**GIVEN REQUEST:**
Copy every line of the records below where the word "color" occurs.

Figure record extracts:
════════════════

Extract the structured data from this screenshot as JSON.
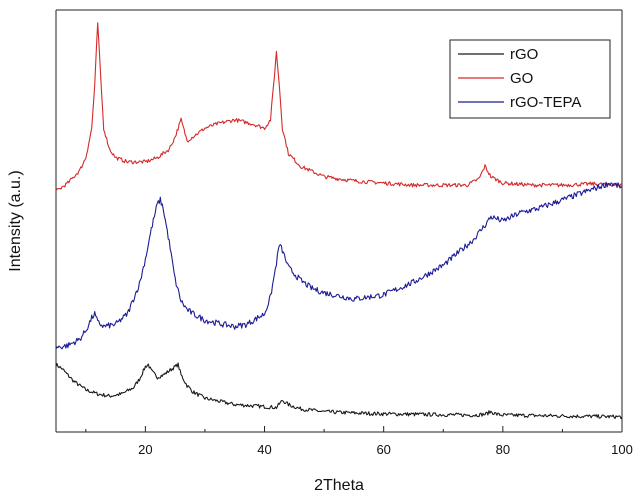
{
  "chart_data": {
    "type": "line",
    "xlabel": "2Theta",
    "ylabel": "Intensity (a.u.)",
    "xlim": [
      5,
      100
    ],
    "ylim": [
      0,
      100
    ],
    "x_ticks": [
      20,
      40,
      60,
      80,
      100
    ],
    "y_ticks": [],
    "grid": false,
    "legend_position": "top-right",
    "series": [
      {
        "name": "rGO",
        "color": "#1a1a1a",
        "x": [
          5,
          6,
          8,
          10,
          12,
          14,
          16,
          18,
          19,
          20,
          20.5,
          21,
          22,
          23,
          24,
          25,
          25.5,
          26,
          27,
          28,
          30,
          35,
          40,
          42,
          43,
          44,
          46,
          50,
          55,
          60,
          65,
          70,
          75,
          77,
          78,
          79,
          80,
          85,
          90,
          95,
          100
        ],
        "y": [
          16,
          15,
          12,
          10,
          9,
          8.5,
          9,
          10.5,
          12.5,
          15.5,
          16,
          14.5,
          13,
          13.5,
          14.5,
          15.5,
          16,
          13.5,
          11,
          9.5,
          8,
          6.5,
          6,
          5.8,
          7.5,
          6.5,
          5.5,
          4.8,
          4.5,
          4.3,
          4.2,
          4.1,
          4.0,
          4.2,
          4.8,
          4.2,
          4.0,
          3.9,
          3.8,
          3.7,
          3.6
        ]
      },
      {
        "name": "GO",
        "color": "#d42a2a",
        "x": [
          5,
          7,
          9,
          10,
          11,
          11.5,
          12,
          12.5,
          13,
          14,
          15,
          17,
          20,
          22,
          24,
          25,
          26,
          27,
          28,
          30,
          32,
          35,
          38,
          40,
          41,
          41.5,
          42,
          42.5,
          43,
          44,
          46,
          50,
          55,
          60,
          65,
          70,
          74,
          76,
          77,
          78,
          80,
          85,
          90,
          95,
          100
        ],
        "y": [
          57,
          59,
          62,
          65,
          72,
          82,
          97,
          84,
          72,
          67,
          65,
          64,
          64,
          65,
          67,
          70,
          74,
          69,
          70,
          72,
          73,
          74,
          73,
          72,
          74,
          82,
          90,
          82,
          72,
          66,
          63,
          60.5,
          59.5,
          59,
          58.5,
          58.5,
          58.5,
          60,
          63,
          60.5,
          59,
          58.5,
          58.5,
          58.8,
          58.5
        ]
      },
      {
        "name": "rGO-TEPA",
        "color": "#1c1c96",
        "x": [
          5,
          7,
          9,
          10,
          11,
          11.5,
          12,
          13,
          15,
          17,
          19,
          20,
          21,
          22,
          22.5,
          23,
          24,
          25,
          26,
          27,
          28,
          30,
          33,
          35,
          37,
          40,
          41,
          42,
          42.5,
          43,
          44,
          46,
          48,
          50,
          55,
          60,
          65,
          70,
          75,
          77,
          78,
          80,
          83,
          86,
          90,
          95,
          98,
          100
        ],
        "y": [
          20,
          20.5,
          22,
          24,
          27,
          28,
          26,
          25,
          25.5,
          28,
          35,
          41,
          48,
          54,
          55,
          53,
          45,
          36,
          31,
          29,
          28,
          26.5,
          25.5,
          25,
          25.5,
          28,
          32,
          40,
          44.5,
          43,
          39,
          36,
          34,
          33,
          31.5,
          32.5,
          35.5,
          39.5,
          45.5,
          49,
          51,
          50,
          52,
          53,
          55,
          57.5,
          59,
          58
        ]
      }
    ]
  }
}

════════════════

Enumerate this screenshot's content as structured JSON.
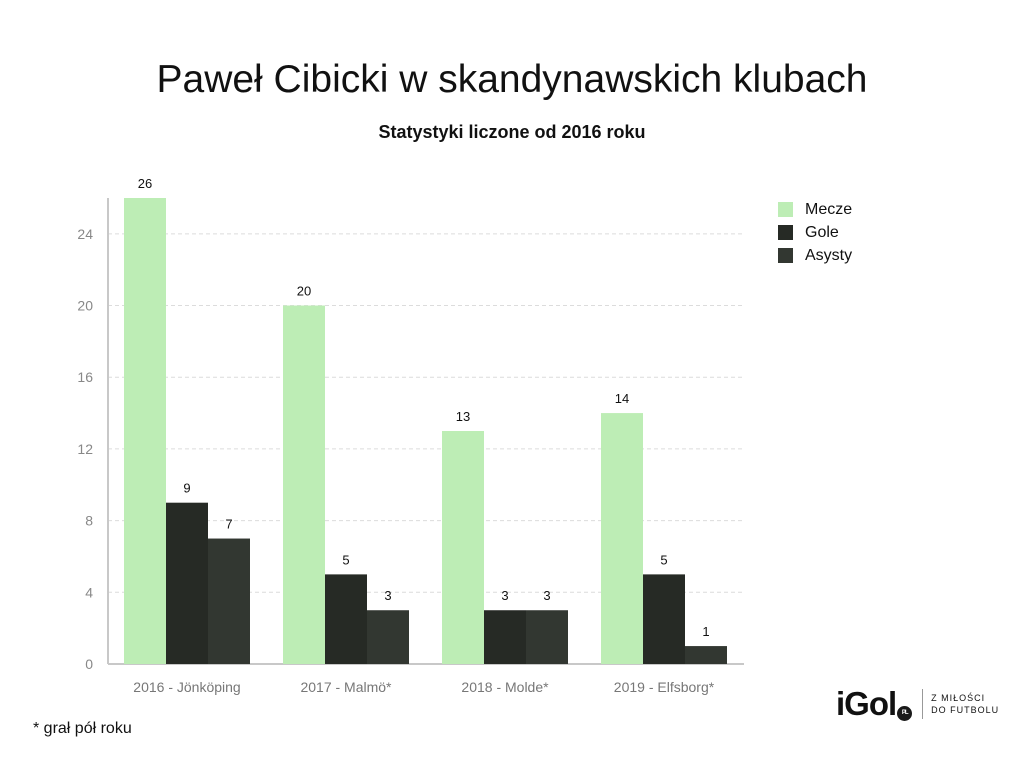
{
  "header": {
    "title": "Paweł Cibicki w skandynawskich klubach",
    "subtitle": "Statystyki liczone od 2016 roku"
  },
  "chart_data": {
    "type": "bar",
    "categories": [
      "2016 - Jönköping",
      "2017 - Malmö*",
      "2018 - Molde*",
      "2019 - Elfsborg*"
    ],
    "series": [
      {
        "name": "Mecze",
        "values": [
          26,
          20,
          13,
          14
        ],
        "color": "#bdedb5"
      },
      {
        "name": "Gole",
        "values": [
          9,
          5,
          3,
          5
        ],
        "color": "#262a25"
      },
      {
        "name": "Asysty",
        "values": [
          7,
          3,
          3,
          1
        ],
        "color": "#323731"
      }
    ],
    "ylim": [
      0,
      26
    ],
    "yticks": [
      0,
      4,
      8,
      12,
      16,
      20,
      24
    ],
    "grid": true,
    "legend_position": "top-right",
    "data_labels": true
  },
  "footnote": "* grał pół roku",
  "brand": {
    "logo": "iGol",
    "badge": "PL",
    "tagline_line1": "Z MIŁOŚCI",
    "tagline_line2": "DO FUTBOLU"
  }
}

════════════════

**RESULT FOR THIS EXERCISE:**
        "color": "#1a1a1a",
        "color": "#d42a2a",
        "color": "#1c1c96",
        "color": "#bdedb5"
        "color": "#262a25"
        "color": "#323731"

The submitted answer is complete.